§ **Task description**:
Output the material below in its entirety, exactly as given.

§ **Records provided**:
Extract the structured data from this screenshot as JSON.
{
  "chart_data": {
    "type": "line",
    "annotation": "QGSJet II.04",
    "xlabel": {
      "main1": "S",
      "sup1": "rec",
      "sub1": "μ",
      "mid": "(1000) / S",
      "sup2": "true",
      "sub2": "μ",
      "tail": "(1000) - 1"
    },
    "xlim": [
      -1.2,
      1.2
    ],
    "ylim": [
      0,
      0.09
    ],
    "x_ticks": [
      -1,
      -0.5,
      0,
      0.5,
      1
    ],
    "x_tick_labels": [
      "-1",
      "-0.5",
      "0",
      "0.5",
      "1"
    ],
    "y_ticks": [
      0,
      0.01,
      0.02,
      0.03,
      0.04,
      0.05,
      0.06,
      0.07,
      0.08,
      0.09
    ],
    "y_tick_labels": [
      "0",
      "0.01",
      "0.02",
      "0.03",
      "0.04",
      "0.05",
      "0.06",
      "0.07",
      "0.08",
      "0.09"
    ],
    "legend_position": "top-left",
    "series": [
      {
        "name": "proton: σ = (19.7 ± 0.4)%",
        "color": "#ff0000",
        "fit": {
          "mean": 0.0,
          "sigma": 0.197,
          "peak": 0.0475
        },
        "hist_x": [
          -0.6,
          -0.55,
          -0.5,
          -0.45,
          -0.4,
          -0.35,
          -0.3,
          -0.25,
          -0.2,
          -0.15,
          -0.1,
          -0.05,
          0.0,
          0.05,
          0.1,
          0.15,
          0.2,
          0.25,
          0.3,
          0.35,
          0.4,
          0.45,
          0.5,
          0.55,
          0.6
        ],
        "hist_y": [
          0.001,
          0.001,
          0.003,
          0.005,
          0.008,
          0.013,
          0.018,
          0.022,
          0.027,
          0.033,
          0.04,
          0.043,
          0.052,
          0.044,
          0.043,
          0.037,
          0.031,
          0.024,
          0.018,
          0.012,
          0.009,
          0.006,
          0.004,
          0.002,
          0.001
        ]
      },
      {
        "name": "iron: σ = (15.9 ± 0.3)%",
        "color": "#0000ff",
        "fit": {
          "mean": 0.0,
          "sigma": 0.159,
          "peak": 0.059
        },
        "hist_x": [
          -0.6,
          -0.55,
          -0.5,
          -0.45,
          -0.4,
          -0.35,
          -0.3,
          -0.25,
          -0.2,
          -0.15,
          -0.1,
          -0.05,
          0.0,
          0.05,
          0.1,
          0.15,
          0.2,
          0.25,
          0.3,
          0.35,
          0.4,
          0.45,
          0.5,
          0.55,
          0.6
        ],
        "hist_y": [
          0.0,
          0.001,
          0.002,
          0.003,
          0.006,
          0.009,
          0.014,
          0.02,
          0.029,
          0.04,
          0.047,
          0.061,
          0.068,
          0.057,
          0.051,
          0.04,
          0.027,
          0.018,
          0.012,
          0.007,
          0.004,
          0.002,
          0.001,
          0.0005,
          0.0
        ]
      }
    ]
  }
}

§ **Result below**:
Extract the structured data from this screenshot as JSON.
{
  "chart_data": {
    "type": "line",
    "annotation": "QGSJet II.04",
    "xlabel": {
      "main1": "S",
      "sup1": "rec",
      "sub1": "μ",
      "mid": "(1000) / S",
      "sup2": "true",
      "sub2": "μ",
      "tail": "(1000) - 1"
    },
    "xlim": [
      -1.2,
      1.2
    ],
    "ylim": [
      0,
      0.09
    ],
    "x_ticks": [
      -1,
      -0.5,
      0,
      0.5,
      1
    ],
    "x_tick_labels": [
      "-1",
      "-0.5",
      "0",
      "0.5",
      "1"
    ],
    "y_ticks": [
      0,
      0.01,
      0.02,
      0.03,
      0.04,
      0.05,
      0.06,
      0.07,
      0.08,
      0.09
    ],
    "y_tick_labels": [
      "0",
      "0.01",
      "0.02",
      "0.03",
      "0.04",
      "0.05",
      "0.06",
      "0.07",
      "0.08",
      "0.09"
    ],
    "legend_position": "top-left",
    "series": [
      {
        "name": "proton: σ = (19.7 ± 0.4)%",
        "color": "#ff0000",
        "fit": {
          "mean": 0.0,
          "sigma": 0.197,
          "peak": 0.0475
        },
        "hist_x": [
          -0.6,
          -0.55,
          -0.5,
          -0.45,
          -0.4,
          -0.35,
          -0.3,
          -0.25,
          -0.2,
          -0.15,
          -0.1,
          -0.05,
          0.0,
          0.05,
          0.1,
          0.15,
          0.2,
          0.25,
          0.3,
          0.35,
          0.4,
          0.45,
          0.5,
          0.55,
          0.6
        ],
        "hist_y": [
          0.001,
          0.001,
          0.003,
          0.005,
          0.008,
          0.013,
          0.018,
          0.022,
          0.027,
          0.033,
          0.04,
          0.043,
          0.052,
          0.044,
          0.043,
          0.037,
          0.031,
          0.024,
          0.018,
          0.012,
          0.009,
          0.006,
          0.004,
          0.002,
          0.001
        ]
      },
      {
        "name": "iron: σ = (15.9 ± 0.3)%",
        "color": "#0000ff",
        "fit": {
          "mean": 0.0,
          "sigma": 0.159,
          "peak": 0.059
        },
        "hist_x": [
          -0.6,
          -0.55,
          -0.5,
          -0.45,
          -0.4,
          -0.35,
          -0.3,
          -0.25,
          -0.2,
          -0.15,
          -0.1,
          -0.05,
          0.0,
          0.05,
          0.1,
          0.15,
          0.2,
          0.25,
          0.3,
          0.35,
          0.4,
          0.45,
          0.5,
          0.55,
          0.6
        ],
        "hist_y": [
          0.0,
          0.001,
          0.002,
          0.003,
          0.006,
          0.009,
          0.014,
          0.02,
          0.029,
          0.04,
          0.047,
          0.061,
          0.068,
          0.057,
          0.051,
          0.04,
          0.027,
          0.018,
          0.012,
          0.007,
          0.004,
          0.002,
          0.001,
          0.0005,
          0.0
        ]
      }
    ]
  }
}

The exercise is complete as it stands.